═══ Source ═══

Barack Obama's latest unconstitutional action is his attempt to make four so-called recess appointments to high-level, well-paying jobs in the federal bureaucracy when the Senate was not in recess. He appointed three people to the National Labor Relations Board, plus Richard Cordray to head the newly created Consumer Financial Protection Bureau, even though the Senate had declined to confirm his nomination.

Article II gives the president power "by and with the advice and consent of the Senate" to appoint public officials and judges, and also "to fill up all vacancies that may happen during the recess of the Senate." That provision was written to cover the long recesses that were common during the horse-and-buggy days and was certainly not written to enable the president to defy the Senate and appoint persons who the Senate would not confirm.

Obama's action is clearly an attempt to circumvent the U.S. Constitution because the Senate was not in recess when he made these appointments. According to the Constitution, the Senate could not have been in recess when the appointments were made because Article I of the Constitution states that neither House can "adjourn for more than three days without the consent" of the other House, and the House did not consent to a Senate recess.

It seems reasonable that the Senate should have the authority to say whether or not it is in recess. Apparently, [Alleged] President Obama wants to make that a presidential decision.

Obama claims he can call it a recess because the Senate is merely conducting pro forma sessions (i.e., having brief meetings and not doing anything important). In fact, the Senate did pass a bill on Dec. 23 during one of those brief sessions, and the President signed it into law, so it must have been important business.

═══

* **What the task requires**
Rewrite everything in the piece on Obama's recess appointments from "Obama's action is" down to "a presidential decision.", substituting "charter" for "Constitution".

═══ Record set ═══

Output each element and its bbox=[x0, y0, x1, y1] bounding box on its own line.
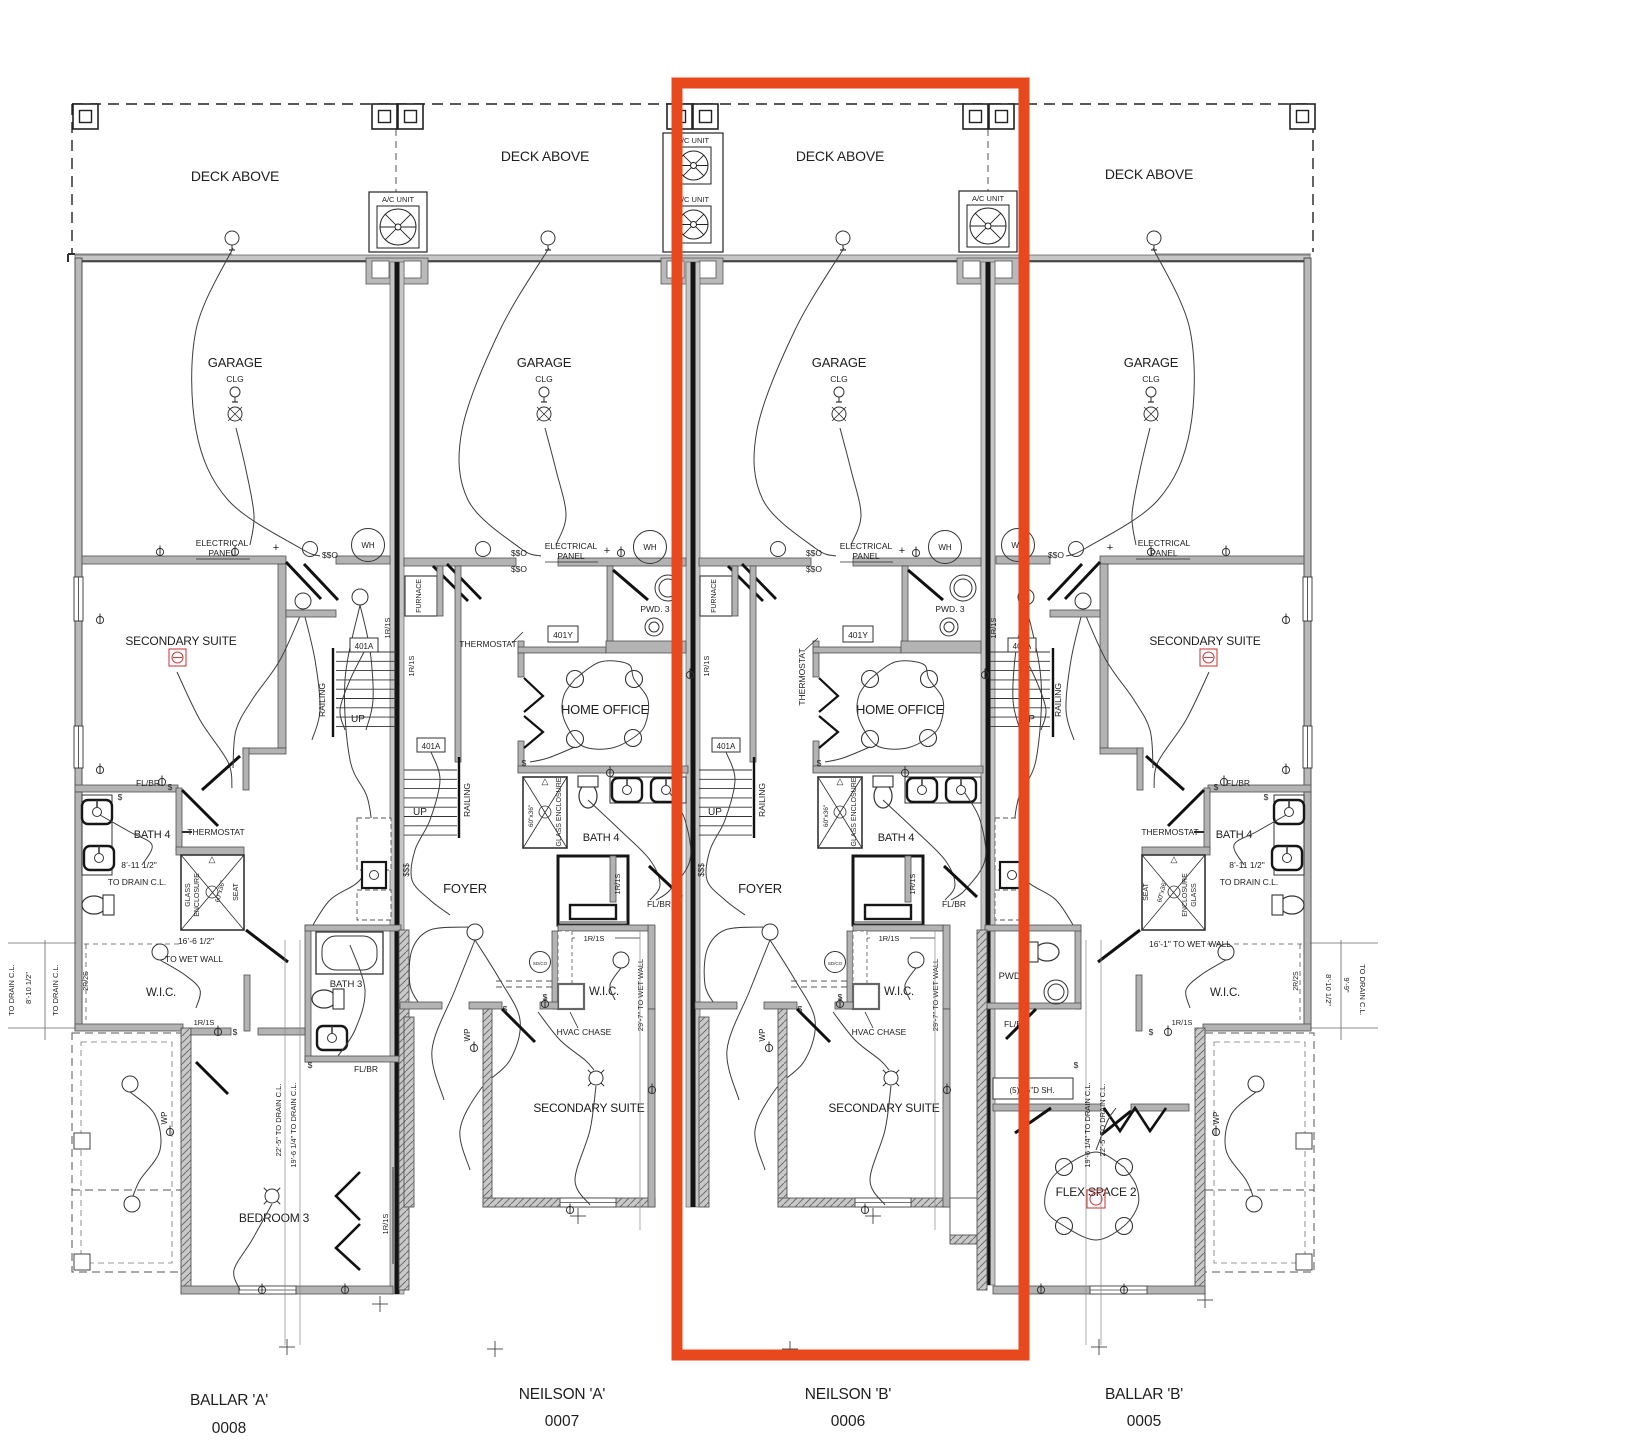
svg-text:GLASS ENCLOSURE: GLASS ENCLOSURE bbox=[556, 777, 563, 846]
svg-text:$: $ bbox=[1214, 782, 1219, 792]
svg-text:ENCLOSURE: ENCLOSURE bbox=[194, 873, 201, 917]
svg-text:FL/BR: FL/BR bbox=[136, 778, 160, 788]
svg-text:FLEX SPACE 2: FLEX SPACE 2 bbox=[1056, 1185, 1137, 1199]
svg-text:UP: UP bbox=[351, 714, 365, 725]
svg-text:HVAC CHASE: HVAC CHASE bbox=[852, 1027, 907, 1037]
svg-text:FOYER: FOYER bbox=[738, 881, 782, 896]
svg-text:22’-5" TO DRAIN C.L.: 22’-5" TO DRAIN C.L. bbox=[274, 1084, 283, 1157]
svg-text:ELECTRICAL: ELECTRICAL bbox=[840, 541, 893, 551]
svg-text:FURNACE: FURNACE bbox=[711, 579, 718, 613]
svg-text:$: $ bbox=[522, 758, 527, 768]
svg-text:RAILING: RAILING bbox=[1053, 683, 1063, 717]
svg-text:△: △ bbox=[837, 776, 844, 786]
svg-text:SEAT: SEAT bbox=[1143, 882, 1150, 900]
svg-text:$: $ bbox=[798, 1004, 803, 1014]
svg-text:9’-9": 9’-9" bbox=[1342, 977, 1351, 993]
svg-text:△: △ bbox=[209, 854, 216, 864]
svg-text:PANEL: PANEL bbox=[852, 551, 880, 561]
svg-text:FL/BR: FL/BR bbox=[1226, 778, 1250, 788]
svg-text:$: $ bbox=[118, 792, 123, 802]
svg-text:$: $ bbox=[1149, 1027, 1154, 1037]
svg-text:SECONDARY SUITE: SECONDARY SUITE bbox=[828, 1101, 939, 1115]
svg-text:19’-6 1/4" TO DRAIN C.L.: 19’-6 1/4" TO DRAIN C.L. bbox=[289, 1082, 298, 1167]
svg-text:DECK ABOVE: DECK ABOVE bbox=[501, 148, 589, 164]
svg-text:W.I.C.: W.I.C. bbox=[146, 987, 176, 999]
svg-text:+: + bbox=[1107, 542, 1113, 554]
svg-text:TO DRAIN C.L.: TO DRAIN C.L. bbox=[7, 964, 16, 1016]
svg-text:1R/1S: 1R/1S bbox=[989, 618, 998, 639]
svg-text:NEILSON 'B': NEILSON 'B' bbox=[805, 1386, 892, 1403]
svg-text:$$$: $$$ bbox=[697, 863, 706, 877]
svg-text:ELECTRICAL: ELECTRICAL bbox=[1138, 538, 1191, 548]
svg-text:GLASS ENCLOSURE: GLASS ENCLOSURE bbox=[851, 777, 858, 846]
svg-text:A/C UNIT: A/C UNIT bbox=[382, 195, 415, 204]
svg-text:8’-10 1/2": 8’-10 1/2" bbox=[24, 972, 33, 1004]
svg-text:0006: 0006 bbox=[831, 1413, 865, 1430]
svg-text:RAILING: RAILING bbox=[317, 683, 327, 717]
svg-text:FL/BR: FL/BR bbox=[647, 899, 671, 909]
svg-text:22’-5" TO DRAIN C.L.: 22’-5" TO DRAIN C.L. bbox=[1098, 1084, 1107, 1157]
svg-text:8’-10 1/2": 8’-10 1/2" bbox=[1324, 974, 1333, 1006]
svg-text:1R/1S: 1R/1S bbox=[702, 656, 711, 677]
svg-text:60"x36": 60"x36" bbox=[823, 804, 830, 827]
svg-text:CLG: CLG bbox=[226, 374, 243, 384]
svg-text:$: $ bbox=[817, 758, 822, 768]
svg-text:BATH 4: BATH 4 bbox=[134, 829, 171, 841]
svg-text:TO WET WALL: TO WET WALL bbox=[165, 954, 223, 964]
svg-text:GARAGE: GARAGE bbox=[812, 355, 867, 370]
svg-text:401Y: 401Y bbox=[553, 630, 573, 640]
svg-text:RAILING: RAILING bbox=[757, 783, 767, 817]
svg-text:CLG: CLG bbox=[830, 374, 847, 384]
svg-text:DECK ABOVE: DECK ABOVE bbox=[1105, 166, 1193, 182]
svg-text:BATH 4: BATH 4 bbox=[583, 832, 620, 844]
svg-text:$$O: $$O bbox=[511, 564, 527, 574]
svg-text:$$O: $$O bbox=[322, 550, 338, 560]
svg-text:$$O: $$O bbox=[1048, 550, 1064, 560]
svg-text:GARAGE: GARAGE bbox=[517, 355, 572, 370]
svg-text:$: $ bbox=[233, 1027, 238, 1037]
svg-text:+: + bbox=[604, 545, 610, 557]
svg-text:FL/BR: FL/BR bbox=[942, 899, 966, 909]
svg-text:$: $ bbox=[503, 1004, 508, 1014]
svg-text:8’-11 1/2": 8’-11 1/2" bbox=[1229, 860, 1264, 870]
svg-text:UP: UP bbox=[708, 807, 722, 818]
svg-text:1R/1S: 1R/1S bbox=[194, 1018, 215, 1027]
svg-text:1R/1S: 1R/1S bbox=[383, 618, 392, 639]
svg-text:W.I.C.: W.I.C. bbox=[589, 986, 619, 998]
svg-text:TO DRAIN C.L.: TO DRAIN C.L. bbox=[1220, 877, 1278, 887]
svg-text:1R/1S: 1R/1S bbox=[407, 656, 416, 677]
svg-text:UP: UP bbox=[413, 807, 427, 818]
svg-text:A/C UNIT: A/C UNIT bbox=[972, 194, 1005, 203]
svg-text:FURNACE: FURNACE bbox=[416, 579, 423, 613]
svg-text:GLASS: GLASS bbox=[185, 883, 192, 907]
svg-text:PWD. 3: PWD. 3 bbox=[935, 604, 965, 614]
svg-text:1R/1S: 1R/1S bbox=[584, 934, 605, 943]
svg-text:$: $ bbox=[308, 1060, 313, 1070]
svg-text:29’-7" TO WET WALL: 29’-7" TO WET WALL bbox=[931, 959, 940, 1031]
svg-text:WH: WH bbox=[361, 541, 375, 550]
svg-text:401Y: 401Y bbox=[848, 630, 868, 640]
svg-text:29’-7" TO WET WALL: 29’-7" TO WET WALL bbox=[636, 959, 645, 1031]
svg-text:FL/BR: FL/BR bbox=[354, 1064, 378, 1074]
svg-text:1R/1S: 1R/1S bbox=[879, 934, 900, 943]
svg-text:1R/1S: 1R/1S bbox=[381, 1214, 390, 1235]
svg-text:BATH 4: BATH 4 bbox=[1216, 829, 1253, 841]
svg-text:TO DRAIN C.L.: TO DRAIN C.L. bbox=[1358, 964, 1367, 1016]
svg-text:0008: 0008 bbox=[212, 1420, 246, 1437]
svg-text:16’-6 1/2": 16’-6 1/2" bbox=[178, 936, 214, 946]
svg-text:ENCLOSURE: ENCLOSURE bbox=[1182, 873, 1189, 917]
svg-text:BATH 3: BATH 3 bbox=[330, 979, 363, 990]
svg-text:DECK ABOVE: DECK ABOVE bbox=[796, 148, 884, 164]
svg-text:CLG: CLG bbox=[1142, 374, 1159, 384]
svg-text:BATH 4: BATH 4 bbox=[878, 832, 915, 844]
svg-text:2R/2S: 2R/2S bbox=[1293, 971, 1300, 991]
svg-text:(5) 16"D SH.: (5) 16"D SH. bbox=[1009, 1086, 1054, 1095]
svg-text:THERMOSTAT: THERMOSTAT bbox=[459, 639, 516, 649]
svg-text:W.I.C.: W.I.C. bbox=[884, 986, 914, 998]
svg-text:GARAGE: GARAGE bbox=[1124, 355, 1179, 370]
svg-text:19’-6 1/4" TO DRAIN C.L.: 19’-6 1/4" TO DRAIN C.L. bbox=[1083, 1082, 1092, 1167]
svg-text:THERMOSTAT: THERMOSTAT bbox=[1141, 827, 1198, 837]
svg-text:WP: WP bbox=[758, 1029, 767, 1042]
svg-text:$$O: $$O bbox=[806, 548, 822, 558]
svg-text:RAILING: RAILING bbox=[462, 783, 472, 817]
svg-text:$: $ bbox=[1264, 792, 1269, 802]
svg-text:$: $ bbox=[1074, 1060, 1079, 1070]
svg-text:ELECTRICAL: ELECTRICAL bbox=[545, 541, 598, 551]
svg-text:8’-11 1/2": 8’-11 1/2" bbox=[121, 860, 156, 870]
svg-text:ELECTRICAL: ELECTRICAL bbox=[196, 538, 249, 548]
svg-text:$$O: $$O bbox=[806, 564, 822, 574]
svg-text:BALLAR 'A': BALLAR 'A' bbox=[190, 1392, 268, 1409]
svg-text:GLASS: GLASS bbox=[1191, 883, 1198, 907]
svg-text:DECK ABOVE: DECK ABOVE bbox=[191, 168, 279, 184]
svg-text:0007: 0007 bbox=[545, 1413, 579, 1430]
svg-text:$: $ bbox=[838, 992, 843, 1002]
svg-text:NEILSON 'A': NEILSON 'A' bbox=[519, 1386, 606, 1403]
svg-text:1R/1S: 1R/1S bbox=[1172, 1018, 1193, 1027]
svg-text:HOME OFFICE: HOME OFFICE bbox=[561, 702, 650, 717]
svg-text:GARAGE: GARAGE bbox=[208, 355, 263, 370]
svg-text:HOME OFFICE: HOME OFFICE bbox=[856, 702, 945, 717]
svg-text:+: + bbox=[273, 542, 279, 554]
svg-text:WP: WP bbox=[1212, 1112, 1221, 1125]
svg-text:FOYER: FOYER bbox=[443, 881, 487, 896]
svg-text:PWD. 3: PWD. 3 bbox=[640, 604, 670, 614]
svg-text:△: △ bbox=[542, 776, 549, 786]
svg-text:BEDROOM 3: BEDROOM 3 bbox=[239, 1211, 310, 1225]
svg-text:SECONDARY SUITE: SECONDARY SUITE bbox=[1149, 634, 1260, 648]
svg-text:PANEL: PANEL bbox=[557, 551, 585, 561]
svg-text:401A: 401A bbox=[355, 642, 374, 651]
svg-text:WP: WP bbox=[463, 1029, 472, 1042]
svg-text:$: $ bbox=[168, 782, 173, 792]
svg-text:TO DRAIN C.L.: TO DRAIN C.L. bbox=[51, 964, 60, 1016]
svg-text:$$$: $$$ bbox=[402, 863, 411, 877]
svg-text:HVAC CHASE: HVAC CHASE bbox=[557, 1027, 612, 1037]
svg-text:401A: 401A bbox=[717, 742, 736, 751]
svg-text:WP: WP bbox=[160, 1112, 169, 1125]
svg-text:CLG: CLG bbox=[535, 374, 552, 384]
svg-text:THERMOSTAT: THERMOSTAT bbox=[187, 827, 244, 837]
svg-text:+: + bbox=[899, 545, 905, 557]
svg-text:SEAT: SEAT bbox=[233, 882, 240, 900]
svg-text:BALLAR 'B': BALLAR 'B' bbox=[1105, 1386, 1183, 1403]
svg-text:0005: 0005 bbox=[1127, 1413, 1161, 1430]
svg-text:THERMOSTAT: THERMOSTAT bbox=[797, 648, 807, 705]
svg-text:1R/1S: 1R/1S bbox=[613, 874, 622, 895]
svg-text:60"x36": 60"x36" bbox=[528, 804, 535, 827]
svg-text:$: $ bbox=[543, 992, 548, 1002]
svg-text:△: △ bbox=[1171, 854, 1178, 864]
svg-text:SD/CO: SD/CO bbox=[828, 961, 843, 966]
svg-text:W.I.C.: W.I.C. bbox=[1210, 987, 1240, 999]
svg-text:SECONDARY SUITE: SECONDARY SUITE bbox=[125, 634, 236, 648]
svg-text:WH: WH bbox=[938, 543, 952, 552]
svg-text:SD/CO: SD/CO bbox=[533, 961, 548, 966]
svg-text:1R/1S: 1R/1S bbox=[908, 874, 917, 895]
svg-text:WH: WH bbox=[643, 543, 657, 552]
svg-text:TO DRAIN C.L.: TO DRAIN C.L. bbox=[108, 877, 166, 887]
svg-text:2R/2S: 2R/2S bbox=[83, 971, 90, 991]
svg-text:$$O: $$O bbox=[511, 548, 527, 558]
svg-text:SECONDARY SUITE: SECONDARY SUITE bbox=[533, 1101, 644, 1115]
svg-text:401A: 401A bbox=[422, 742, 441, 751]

═══

* **Reply**
Obama's action is clearly an attempt to circumvent the U.S. charter because the Senate was not in recess when he made these appointments. According to the charter, the Senate could not have been in recess when the appointments were made because Article I of the charter states that neither House can "adjourn for more than three days without the consent" of the other House, and the House did not consent to a Senate recess.

It seems reasonable that the Senate should have the authority to say whether or not it is in recess. Apparently, [Alleged] President Obama wants to make that a presidential decision.